[Your task]
Copy out each line of the data that holds the string "在真核细胞中".
*** Opening Given records ***
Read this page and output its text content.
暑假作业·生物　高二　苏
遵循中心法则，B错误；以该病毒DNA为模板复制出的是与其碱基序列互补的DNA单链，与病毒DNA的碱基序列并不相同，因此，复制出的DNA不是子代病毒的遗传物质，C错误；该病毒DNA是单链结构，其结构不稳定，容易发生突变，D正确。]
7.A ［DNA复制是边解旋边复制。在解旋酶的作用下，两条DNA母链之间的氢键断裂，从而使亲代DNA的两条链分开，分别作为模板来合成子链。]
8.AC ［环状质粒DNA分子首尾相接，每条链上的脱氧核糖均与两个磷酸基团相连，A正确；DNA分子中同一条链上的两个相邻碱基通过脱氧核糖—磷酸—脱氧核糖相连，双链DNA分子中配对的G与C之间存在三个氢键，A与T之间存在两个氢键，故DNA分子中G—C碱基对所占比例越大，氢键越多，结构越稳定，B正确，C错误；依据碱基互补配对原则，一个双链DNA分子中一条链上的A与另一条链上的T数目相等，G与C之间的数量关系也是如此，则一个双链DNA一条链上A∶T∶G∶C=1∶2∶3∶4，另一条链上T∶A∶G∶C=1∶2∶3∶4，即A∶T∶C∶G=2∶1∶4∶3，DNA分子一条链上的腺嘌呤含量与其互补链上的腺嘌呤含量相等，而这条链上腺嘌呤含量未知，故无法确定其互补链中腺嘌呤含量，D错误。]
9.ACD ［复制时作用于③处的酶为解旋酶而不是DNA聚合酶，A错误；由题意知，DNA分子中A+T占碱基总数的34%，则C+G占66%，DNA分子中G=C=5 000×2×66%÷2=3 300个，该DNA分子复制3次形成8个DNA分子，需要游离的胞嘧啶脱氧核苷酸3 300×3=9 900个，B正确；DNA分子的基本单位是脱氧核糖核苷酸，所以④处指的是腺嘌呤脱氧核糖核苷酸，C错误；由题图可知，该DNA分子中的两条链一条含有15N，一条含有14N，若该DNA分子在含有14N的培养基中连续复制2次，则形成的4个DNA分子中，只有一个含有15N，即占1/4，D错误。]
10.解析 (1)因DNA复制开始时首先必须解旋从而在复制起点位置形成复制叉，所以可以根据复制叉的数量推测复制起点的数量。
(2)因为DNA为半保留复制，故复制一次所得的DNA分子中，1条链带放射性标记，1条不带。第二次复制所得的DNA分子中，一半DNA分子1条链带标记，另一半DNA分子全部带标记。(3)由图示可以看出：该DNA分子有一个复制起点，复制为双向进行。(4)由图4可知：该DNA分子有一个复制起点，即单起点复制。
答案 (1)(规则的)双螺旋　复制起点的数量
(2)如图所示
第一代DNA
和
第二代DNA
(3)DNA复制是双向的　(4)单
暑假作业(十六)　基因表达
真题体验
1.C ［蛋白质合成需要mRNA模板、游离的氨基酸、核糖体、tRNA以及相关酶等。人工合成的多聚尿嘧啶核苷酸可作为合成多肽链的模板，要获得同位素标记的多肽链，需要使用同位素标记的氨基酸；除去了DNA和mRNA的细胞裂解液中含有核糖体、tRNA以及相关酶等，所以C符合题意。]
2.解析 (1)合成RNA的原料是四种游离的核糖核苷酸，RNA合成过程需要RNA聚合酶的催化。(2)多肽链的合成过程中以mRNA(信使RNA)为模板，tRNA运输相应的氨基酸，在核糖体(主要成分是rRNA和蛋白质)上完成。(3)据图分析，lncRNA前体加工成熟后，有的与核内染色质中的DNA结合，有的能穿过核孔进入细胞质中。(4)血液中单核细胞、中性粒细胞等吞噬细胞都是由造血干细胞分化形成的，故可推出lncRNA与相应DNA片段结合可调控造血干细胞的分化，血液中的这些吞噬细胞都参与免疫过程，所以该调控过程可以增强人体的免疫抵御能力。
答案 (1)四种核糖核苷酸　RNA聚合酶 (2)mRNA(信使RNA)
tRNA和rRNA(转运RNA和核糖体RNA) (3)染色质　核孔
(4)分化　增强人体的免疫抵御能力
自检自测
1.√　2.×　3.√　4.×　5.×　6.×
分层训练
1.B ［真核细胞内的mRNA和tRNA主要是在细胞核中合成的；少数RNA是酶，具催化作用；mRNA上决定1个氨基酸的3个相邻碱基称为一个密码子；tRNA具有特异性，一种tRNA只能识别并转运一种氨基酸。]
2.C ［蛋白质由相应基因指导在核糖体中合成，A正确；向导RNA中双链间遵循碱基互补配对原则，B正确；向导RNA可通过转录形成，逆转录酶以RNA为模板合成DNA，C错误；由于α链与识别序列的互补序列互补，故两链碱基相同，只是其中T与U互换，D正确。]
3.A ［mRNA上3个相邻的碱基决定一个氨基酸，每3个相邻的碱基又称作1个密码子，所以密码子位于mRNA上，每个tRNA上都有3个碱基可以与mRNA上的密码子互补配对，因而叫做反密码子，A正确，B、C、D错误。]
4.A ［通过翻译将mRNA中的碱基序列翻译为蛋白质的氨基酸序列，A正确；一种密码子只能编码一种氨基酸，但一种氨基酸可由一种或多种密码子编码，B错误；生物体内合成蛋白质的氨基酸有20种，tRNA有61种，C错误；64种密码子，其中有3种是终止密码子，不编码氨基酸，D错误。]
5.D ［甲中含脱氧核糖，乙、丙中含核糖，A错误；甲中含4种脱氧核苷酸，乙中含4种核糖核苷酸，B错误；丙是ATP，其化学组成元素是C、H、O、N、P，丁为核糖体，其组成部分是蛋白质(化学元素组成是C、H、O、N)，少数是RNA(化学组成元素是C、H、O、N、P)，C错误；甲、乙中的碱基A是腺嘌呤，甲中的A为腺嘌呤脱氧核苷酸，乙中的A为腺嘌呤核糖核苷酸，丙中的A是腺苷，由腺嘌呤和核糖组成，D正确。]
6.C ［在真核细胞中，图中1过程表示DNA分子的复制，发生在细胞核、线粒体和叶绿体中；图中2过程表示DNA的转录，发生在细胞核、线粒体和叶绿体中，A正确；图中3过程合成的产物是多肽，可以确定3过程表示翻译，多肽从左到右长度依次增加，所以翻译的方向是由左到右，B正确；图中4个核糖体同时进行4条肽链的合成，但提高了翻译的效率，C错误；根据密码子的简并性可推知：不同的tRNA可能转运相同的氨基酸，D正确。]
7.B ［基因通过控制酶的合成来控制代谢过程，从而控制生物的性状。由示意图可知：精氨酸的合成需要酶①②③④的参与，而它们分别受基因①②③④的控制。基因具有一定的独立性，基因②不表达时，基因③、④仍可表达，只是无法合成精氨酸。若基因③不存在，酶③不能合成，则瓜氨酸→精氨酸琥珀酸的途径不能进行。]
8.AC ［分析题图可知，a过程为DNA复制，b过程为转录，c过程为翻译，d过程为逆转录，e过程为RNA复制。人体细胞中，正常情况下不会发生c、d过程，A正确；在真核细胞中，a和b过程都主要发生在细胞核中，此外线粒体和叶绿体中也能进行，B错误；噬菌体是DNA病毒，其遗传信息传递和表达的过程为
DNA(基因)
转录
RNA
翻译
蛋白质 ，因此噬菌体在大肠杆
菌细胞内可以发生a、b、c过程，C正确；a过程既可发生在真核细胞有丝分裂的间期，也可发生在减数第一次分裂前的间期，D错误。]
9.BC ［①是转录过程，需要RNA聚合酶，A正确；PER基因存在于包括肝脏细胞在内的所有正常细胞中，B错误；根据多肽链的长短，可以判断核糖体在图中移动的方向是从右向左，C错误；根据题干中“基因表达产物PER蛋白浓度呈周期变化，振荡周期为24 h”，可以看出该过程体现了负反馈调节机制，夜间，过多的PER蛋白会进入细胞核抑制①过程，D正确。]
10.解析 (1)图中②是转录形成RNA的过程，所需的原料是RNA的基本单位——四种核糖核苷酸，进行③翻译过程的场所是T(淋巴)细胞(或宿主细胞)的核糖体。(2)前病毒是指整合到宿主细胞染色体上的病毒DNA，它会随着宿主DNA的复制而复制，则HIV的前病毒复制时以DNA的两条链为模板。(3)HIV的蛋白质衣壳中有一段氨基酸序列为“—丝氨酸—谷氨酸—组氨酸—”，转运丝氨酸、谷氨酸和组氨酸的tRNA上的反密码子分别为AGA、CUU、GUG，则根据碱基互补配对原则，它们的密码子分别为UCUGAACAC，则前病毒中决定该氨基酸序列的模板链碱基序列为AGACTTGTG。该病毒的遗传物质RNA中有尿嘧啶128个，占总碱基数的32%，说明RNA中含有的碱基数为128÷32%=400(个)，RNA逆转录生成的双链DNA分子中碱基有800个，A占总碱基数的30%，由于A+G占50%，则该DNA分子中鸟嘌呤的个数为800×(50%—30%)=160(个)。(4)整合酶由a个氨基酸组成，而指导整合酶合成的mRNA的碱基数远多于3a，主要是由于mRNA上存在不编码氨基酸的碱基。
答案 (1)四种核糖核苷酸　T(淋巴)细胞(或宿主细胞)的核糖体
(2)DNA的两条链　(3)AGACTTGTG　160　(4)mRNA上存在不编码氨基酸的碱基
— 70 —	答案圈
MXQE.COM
*** Closing Given records ***
[Written response]
6.C ［在真核细胞中，图中1过程表示DNA分子的复制，发生在细胞核、线粒体和叶绿体中；图中2过程表示DNA的转录，发生在细胞核、线粒体和叶绿体中，A正确；图中3过程合成的产物是多肽，可以确定3过程表示翻译，多肽从左到右长度依次增加，所以翻译的方向是由左到右，B正确；图中4个核糖体同时进行4条肽链的合成，但提高了翻译的效率，C错误；根据密码子的简并性可推知：不同的tRNA可能转运相同的氨基酸，D正确。]
8.AC ［分析题图可知，a过程为DNA复制，b过程为转录，c过程为翻译，d过程为逆转录，e过程为RNA复制。人体细胞中，正常情况下不会发生c、d过程，A正确；在真核细胞中，a和b过程都主要发生在细胞核中，此外线粒体和叶绿体中也能进行，B错误；噬菌体是DNA病毒，其遗传信息传递和表达的过程为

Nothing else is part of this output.